Lines of data
^^^^^^^^^^^^^^^^
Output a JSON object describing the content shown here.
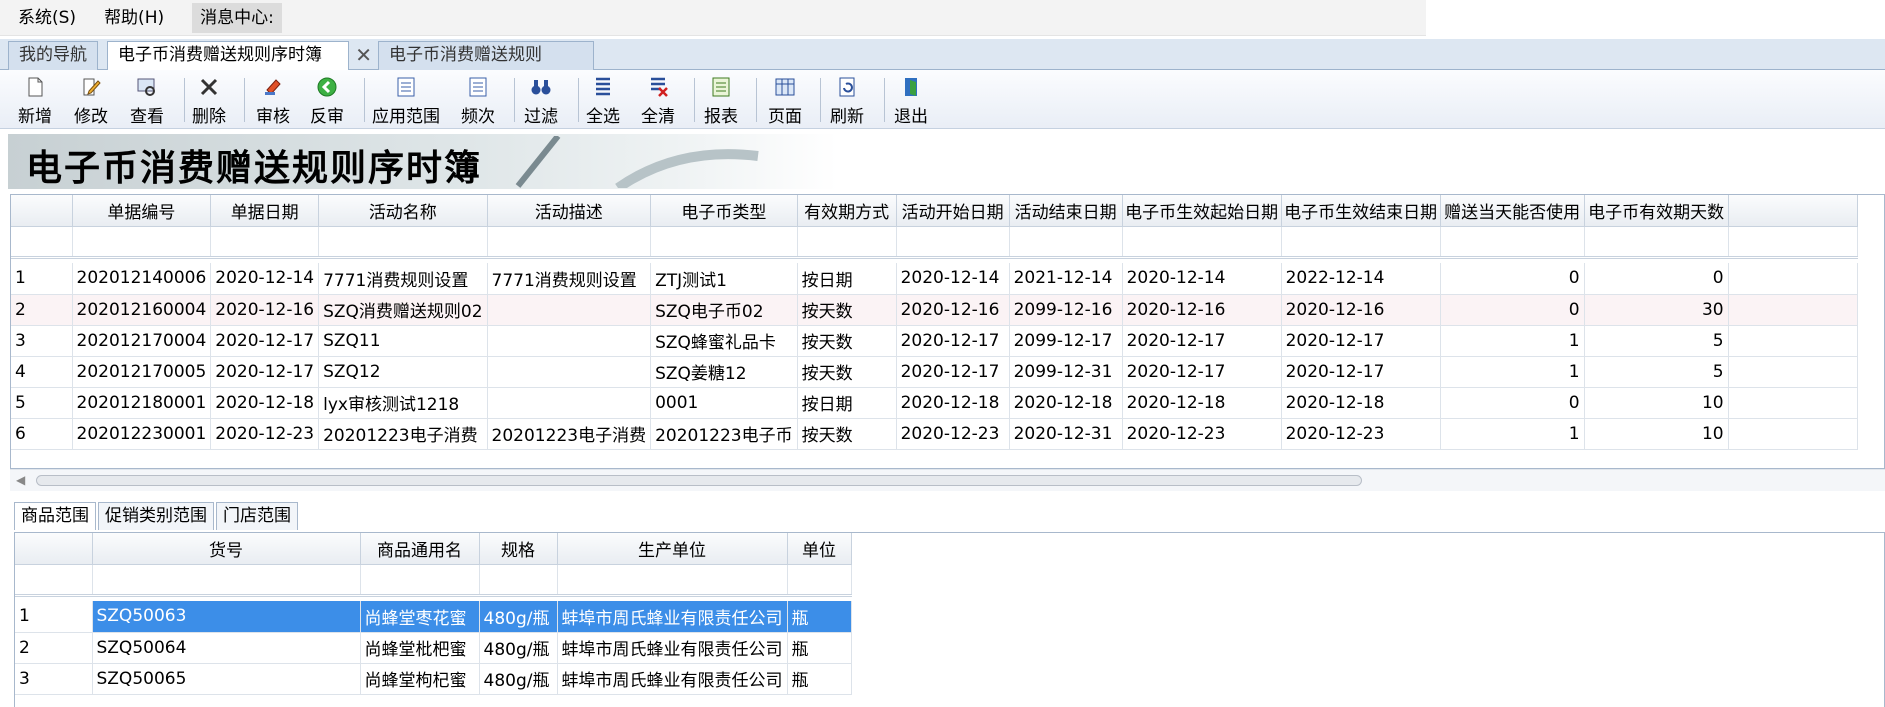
{
  "menu": [
    {
      "label": "系统(S)"
    },
    {
      "label": "帮助(H)"
    },
    {
      "label": "消息中心:"
    }
  ],
  "tabs": [
    {
      "label": "我的导航"
    },
    {
      "label": "电子币消费赠送规则序时簿",
      "close": "✕"
    },
    {
      "label": "电子币消费赠送规则"
    }
  ],
  "toolbar": {
    "new": "新增",
    "edit": "修改",
    "view": "查看",
    "delete": "删除",
    "audit": "审核",
    "unaudit": "反审",
    "scope": "应用范围",
    "frequency": "频次",
    "filter": "过滤",
    "select_all": "全选",
    "clear_all": "全清",
    "report": "报表",
    "page": "页面",
    "refresh": "刷新",
    "exit": "退出"
  },
  "banner": {
    "title": "电子币消费赠送规则序时簿"
  },
  "main_table": {
    "headers": [
      "单据编号",
      "单据日期",
      "活动名称",
      "活动描述",
      "电子币类型",
      "有效期方式",
      "活动开始日期",
      "活动结束日期",
      "电子币生效起始日期",
      "电子币生效结束日期",
      "赠送当天能否使用",
      "电子币有效期天数"
    ],
    "rows": [
      [
        "1",
        "202012140006",
        "2020-12-14",
        "7771消费规则设置",
        "7771消费规则设置",
        "ZTJ测试1",
        "按日期",
        "2020-12-14",
        "2021-12-14",
        "2020-12-14",
        "2022-12-14",
        "0",
        "0"
      ],
      [
        "2",
        "202012160004",
        "2020-12-16",
        "SZQ消费赠送规则02",
        "",
        "SZQ电子币02",
        "按天数",
        "2020-12-16",
        "2099-12-16",
        "2020-12-16",
        "2020-12-16",
        "0",
        "30"
      ],
      [
        "3",
        "202012170004",
        "2020-12-17",
        "SZQ11",
        "",
        "SZQ蜂蜜礼品卡",
        "按天数",
        "2020-12-17",
        "2099-12-17",
        "2020-12-17",
        "2020-12-17",
        "1",
        "5"
      ],
      [
        "4",
        "202012170005",
        "2020-12-17",
        "SZQ12",
        "",
        "SZQ姜糖12",
        "按天数",
        "2020-12-17",
        "2099-12-31",
        "2020-12-17",
        "2020-12-17",
        "1",
        "5"
      ],
      [
        "5",
        "202012180001",
        "2020-12-18",
        "lyx审核测试1218",
        "",
        "0001",
        "按日期",
        "2020-12-18",
        "2020-12-18",
        "2020-12-18",
        "2020-12-18",
        "0",
        "10"
      ],
      [
        "6",
        "202012230001",
        "2020-12-23",
        "20201223电子消费",
        "20201223电子消费",
        "20201223电子币",
        "按天数",
        "2020-12-23",
        "2020-12-31",
        "2020-12-23",
        "2020-12-23",
        "1",
        "10"
      ]
    ]
  },
  "sub_tabs": [
    {
      "label": "商品范围"
    },
    {
      "label": "促销类别范围"
    },
    {
      "label": "门店范围"
    }
  ],
  "detail_table": {
    "headers": [
      "货号",
      "商品通用名",
      "规格",
      "生产单位",
      "单位"
    ],
    "rows": [
      [
        "1",
        "SZQ50063",
        "尚蜂堂枣花蜜",
        "480g/瓶",
        "蚌埠市周氏蜂业有限责任公司",
        "瓶"
      ],
      [
        "2",
        "SZQ50064",
        "尚蜂堂枇杷蜜",
        "480g/瓶",
        "蚌埠市周氏蜂业有限责任公司",
        "瓶"
      ],
      [
        "3",
        "SZQ50065",
        "尚蜂堂枸杞蜜",
        "480g/瓶",
        "蚌埠市周氏蜂业有限责任公司",
        "瓶"
      ]
    ]
  }
}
^^^^^^^^^^^^^^^^
State the number of lines above that hold the string "电子币消费赠送规则序时簿", with nothing added.

> _Problem solution_: 2